## [What to do]
Copy every line of the records below verbatim.

## [Supplied data]
'''

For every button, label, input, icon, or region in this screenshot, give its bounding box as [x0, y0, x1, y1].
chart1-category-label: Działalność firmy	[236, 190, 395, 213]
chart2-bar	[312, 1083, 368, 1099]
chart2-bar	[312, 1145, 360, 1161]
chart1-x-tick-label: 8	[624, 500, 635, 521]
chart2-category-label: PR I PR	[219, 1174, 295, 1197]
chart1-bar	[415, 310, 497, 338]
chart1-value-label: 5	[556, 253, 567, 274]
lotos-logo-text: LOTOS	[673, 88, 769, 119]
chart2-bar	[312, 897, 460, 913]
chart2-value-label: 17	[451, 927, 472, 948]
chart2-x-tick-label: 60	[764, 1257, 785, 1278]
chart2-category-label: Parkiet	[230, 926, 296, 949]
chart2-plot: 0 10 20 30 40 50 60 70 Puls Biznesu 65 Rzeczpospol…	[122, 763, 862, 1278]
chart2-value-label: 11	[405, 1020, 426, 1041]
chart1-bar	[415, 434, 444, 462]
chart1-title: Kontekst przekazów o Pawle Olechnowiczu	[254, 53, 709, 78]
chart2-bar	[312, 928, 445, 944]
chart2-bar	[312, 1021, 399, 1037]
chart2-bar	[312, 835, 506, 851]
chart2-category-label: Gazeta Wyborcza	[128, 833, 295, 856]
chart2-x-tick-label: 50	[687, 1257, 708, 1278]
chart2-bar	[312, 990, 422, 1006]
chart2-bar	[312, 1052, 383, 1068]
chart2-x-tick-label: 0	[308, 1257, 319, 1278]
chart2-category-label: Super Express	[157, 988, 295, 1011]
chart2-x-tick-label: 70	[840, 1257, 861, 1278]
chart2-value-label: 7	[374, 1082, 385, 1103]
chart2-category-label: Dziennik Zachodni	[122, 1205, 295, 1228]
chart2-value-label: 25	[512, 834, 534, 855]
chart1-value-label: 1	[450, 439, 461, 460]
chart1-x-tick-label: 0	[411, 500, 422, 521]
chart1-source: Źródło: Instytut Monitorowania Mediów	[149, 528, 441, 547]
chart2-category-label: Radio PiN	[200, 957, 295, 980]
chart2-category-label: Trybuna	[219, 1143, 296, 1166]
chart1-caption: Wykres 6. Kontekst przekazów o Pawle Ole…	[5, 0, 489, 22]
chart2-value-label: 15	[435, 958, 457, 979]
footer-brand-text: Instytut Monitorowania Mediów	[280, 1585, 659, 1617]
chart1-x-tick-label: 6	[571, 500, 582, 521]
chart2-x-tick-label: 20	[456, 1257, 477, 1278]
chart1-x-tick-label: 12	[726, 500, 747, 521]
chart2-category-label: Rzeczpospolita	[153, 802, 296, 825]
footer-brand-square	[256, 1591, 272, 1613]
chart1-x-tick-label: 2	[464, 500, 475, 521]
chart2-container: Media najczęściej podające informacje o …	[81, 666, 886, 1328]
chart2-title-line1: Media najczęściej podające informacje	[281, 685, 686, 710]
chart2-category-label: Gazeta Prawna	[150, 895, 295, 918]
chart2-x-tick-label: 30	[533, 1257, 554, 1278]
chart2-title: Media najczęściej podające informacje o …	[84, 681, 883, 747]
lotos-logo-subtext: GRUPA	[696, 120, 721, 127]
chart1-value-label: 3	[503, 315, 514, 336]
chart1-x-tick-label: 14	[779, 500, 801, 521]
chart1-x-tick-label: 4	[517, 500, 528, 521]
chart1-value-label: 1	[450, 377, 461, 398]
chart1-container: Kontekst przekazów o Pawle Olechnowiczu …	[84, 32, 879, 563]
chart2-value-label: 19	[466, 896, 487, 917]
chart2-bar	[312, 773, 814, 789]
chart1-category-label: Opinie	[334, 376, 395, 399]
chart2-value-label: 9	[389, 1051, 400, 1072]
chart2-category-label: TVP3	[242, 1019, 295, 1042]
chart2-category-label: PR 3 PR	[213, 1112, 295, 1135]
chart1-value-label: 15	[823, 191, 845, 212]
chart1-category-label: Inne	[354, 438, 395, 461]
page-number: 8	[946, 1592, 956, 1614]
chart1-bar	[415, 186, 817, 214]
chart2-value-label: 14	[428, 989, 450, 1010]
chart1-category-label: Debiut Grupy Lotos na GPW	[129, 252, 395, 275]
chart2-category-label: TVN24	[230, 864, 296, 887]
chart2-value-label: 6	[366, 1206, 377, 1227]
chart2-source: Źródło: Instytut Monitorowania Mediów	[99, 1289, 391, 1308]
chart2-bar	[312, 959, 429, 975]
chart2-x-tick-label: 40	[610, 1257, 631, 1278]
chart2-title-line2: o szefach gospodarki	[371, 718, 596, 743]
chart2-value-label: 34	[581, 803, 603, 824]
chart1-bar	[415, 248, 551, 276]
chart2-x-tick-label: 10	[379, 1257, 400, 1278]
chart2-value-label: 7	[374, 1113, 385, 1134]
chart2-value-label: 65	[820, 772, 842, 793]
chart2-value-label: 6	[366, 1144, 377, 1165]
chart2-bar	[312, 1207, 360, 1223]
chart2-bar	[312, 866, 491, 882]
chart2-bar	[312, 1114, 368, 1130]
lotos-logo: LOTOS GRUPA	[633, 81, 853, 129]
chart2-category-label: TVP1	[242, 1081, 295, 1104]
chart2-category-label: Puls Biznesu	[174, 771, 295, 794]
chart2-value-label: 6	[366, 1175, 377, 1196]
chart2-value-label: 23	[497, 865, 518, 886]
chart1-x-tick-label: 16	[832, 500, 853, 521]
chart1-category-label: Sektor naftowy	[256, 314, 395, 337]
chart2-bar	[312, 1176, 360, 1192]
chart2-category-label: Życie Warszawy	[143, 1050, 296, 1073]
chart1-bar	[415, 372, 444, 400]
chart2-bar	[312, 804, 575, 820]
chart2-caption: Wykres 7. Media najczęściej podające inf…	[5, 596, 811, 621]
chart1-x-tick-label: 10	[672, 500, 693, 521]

'''

## [Solution]
For every button, label, input, icon, or region in this screenshot, give its bounding box as [x0, y0, x1, y1].
chart1-category-label: Działalność firmy	[236, 190, 395, 213]
chart2-bar	[312, 1083, 368, 1099]
chart2-bar	[312, 1145, 360, 1161]
chart1-x-tick-label: 8	[624, 500, 635, 521]
chart2-category-label: PR I PR	[219, 1174, 295, 1197]
chart1-bar	[415, 310, 497, 338]
chart1-value-label: 5	[556, 253, 567, 274]
lotos-logo-text: LOTOS	[673, 88, 769, 119]
chart2-bar	[312, 897, 460, 913]
chart2-value-label: 17	[451, 927, 472, 948]
chart2-x-tick-label: 60	[764, 1257, 785, 1278]
chart2-category-label: Parkiet	[230, 926, 296, 949]
chart2-plot: 0 10 20 30 40 50 60 70 Puls Biznesu 65 Rzeczpospol…	[122, 763, 862, 1278]
chart2-value-label: 11	[405, 1020, 426, 1041]
chart1-bar	[415, 434, 444, 462]
chart1-title: Kontekst przekazów o Pawle Olechnowiczu	[254, 53, 709, 78]
chart2-bar	[312, 928, 445, 944]
chart2-bar	[312, 1021, 399, 1037]
chart2-bar	[312, 835, 506, 851]
chart2-category-label: Gazeta Wyborcza	[128, 833, 295, 856]
chart2-x-tick-label: 50	[687, 1257, 708, 1278]
chart2-bar	[312, 990, 422, 1006]
chart2-bar	[312, 1052, 383, 1068]
chart2-x-tick-label: 0	[308, 1257, 319, 1278]
chart2-category-label: Super Express	[157, 988, 295, 1011]
chart2-x-tick-label: 70	[840, 1257, 861, 1278]
chart2-value-label: 7	[374, 1082, 385, 1103]
chart2-category-label: Dziennik Zachodni	[122, 1205, 295, 1228]
chart2-value-label: 25	[512, 834, 534, 855]
chart1-value-label: 1	[450, 439, 461, 460]
chart1-x-tick-label: 0	[411, 500, 422, 521]
chart1-source: Źródło: Instytut Monitorowania Mediów	[149, 528, 441, 547]
chart2-category-label: Radio PiN	[200, 957, 295, 980]
chart2-category-label: Trybuna	[219, 1143, 296, 1166]
chart1-caption: Wykres 6. Kontekst przekazów o Pawle Ole…	[5, 0, 489, 22]
chart2-value-label: 15	[435, 958, 457, 979]
footer-brand-text: Instytut Monitorowania Mediów	[280, 1585, 659, 1617]
chart1-x-tick-label: 6	[571, 500, 582, 521]
chart2-x-tick-label: 20	[456, 1257, 477, 1278]
chart1-x-tick-label: 12	[726, 500, 747, 521]
chart2-category-label: Rzeczpospolita	[153, 802, 296, 825]
footer-brand-square	[256, 1591, 272, 1613]
chart1-x-tick-label: 2	[464, 500, 475, 521]
chart2-container: Media najczęściej podające informacje o …	[81, 666, 886, 1328]
chart2-title-line1: Media najczęściej podające informacje	[281, 685, 686, 710]
chart2-category-label: Gazeta Prawna	[150, 895, 295, 918]
chart2-x-tick-label: 30	[533, 1257, 554, 1278]
chart2-title: Media najczęściej podające informacje o …	[84, 681, 883, 747]
lotos-logo-subtext: GRUPA	[696, 120, 721, 127]
chart1-value-label: 3	[503, 315, 514, 336]
chart1-x-tick-label: 14	[779, 500, 801, 521]
chart1-x-tick-label: 4	[517, 500, 528, 521]
chart1-value-label: 1	[450, 377, 461, 398]
chart1-container: Kontekst przekazów o Pawle Olechnowiczu …	[84, 32, 879, 563]
chart2-value-label: 19	[466, 896, 487, 917]
chart2-bar	[312, 773, 814, 789]
chart1-category-label: Opinie	[334, 376, 395, 399]
chart2-value-label: 9	[389, 1051, 400, 1072]
chart2-category-label: TVP3	[242, 1019, 295, 1042]
chart2-category-label: PR 3 PR	[213, 1112, 295, 1135]
chart1-value-label: 15	[823, 191, 845, 212]
chart1-category-label: Inne	[354, 438, 395, 461]
page-number: 8	[946, 1592, 956, 1614]
chart1-bar	[415, 186, 817, 214]
chart2-value-label: 14	[428, 989, 450, 1010]
chart1-category-label: Debiut Grupy Lotos na GPW	[129, 252, 395, 275]
chart2-category-label: TVN24	[230, 864, 296, 887]
chart2-value-label: 6	[366, 1206, 377, 1227]
chart2-source: Źródło: Instytut Monitorowania Mediów	[99, 1289, 391, 1308]
chart2-bar	[312, 959, 429, 975]
chart2-x-tick-label: 40	[610, 1257, 631, 1278]
chart2-title-line2: o szefach gospodarki	[371, 718, 596, 743]
chart2-value-label: 34	[581, 803, 603, 824]
chart1-bar	[415, 248, 551, 276]
chart2-x-tick-label: 10	[379, 1257, 400, 1278]
chart2-value-label: 7	[374, 1113, 385, 1134]
chart2-value-label: 65	[820, 772, 842, 793]
chart2-value-label: 6	[366, 1144, 377, 1165]
chart2-bar	[312, 1207, 360, 1223]
chart2-bar	[312, 866, 491, 882]
chart2-bar	[312, 1114, 368, 1130]
lotos-logo: LOTOS GRUPA	[633, 81, 853, 129]
chart2-category-label: TVP1	[242, 1081, 295, 1104]
chart2-category-label: Puls Biznesu	[174, 771, 295, 794]
chart2-value-label: 6	[366, 1175, 377, 1196]
chart2-value-label: 23	[497, 865, 518, 886]
chart1-x-tick-label: 16	[832, 500, 853, 521]
chart1-category-label: Sektor naftowy	[256, 314, 395, 337]
chart2-bar	[312, 1176, 360, 1192]
chart2-category-label: Życie Warszawy	[143, 1050, 296, 1073]
chart1-bar	[415, 372, 444, 400]
chart2-bar	[312, 804, 575, 820]
chart2-caption: Wykres 7. Media najczęściej podające inf…	[5, 596, 811, 621]
chart1-x-tick-label: 10	[672, 500, 693, 521]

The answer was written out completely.